== STORED RECORDS

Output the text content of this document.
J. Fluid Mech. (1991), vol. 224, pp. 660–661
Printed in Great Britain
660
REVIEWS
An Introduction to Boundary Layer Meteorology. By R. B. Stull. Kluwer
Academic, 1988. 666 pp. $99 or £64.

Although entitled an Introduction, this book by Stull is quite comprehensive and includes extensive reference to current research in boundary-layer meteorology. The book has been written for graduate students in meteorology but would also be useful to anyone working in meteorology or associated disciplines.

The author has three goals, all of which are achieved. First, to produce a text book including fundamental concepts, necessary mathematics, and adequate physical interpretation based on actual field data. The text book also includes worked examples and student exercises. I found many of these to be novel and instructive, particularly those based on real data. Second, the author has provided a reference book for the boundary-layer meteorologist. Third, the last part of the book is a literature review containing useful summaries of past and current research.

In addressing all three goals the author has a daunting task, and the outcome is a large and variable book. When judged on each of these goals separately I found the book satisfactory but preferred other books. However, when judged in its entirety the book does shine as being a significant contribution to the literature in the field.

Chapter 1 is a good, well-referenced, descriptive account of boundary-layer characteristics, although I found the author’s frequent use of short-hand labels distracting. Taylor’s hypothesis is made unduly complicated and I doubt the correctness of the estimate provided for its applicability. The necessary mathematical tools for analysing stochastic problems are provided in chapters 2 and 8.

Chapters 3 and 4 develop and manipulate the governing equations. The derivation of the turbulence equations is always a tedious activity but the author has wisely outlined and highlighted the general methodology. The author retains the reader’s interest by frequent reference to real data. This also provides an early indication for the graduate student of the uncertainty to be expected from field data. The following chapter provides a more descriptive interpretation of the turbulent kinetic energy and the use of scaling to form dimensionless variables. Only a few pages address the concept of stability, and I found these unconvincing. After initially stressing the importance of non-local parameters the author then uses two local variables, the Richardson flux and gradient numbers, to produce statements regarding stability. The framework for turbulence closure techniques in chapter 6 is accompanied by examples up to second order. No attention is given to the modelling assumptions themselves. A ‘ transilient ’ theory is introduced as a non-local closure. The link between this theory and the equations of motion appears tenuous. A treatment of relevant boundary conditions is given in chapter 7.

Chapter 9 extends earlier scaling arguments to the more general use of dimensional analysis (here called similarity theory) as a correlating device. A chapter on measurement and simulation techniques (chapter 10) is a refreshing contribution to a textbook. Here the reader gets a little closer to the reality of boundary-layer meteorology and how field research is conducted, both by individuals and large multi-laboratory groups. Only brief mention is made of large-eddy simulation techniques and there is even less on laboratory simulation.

====

**WHAT THE TASK ASKS:** Say how many lines in the records above hold "Introduction", and give no other text.

**TASK ANSWER:** 2